Which lines hold the word "计划导航"? Copy each of them from the material.

## DATA TO PROCESS
+++
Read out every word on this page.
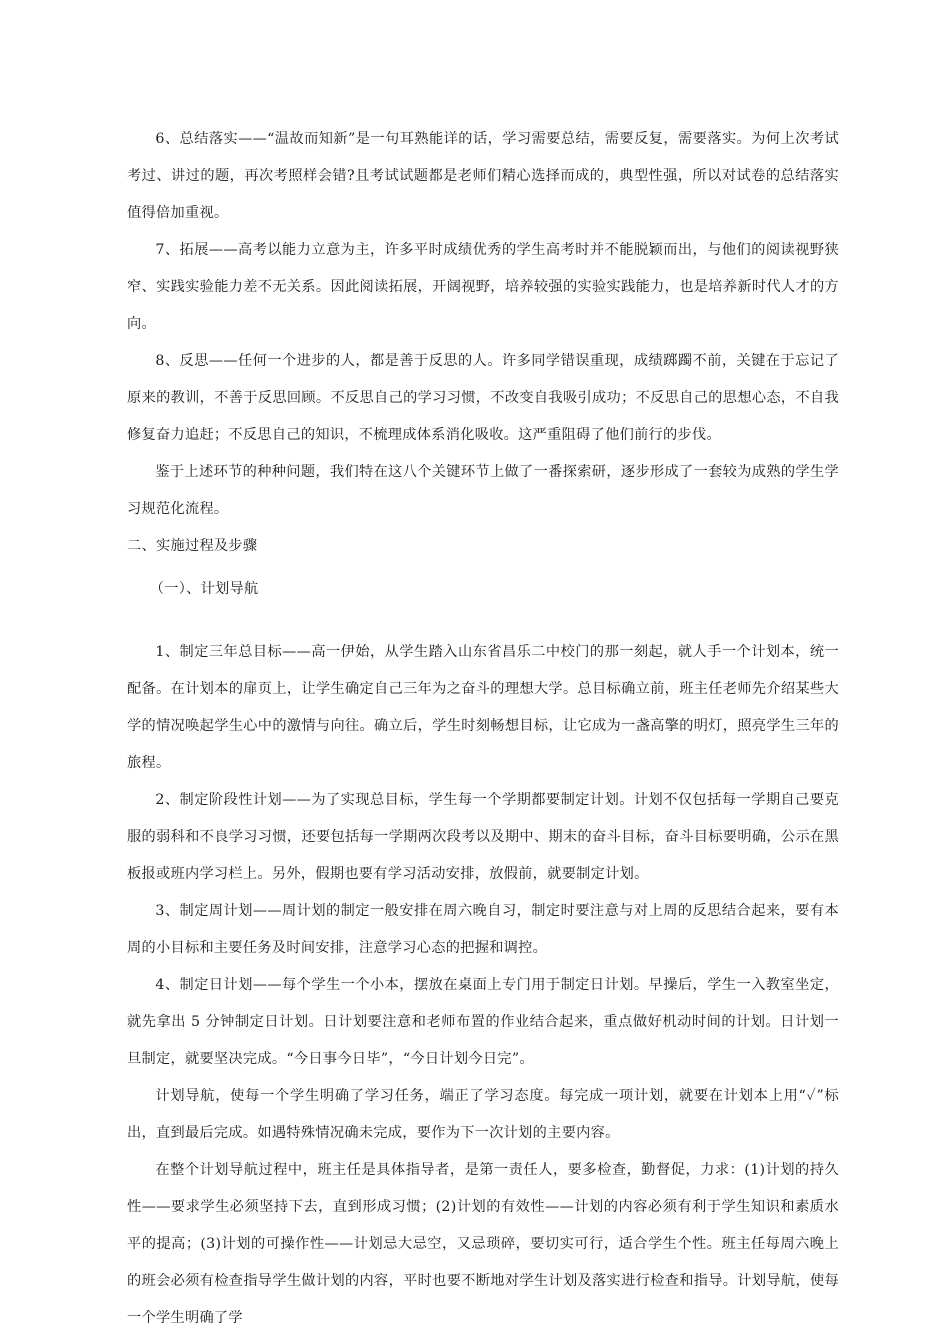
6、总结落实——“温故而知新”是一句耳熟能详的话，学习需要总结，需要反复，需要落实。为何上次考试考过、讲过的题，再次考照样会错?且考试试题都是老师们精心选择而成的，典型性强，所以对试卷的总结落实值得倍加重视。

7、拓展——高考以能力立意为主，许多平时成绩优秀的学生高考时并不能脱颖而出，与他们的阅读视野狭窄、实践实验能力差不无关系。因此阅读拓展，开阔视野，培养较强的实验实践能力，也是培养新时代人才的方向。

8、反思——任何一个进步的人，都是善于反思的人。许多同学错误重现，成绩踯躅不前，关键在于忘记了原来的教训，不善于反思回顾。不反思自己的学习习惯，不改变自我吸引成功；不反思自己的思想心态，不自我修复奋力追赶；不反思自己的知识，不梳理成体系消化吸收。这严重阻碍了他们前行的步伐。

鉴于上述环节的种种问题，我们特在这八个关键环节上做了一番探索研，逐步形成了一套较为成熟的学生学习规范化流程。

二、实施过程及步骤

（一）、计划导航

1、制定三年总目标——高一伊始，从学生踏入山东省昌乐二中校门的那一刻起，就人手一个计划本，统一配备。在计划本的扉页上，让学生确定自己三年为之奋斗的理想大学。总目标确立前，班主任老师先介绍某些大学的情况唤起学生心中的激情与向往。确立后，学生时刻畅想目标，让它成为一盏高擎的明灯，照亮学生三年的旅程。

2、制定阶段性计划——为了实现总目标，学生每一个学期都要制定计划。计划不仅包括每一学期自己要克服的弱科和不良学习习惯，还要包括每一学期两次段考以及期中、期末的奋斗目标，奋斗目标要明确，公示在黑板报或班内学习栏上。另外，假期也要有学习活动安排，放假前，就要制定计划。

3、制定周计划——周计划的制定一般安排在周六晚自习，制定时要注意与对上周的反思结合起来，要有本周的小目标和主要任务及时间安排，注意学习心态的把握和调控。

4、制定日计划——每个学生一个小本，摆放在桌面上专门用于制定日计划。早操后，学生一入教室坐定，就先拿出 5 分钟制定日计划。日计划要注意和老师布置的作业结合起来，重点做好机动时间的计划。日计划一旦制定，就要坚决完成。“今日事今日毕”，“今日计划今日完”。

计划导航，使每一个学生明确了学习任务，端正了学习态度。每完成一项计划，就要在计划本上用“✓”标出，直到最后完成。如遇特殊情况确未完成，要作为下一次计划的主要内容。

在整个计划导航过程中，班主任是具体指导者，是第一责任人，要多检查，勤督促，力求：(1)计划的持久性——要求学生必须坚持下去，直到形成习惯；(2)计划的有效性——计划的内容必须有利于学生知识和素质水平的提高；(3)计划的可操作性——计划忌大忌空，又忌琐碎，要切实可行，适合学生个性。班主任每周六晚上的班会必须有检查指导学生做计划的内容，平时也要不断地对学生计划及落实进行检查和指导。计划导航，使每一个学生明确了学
+++
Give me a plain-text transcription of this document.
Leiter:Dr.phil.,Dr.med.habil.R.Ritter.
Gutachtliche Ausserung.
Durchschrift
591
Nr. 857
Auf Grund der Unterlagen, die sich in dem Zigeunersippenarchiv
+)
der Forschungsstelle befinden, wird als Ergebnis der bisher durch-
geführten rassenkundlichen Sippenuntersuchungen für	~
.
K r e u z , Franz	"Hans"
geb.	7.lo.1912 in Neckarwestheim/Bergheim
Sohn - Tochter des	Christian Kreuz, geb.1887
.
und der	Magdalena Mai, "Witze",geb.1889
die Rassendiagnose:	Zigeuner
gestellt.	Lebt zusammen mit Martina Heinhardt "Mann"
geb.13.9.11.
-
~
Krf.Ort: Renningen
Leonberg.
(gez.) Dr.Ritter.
+++
## EXERCISE OUTPUT
（一）、计划导航
计划导航，使每一个学生明确了学习任务，端正了学习态度。每完成一项计划，就要在计划本上用“✓”标出，直到最后完成。如遇特殊情况确未完成，要作为下一次计划的主要内容。
在整个计划导航过程中，班主任是具体指导者，是第一责任人，要多检查，勤督促，力求：(1)计划的持久性——要求学生必须坚持下去，直到形成习惯；(2)计划的有效性——计划的内容必须有利于学生知识和素质水平的提高；(3)计划的可操作性——计划忌大忌空，又忌琐碎，要切实可行，适合学生个性。班主任每周六晚上的班会必须有检查指导学生做计划的内容，平时也要不断地对学生计划及落实进行检查和指导。计划导航，使每一个学生明确了学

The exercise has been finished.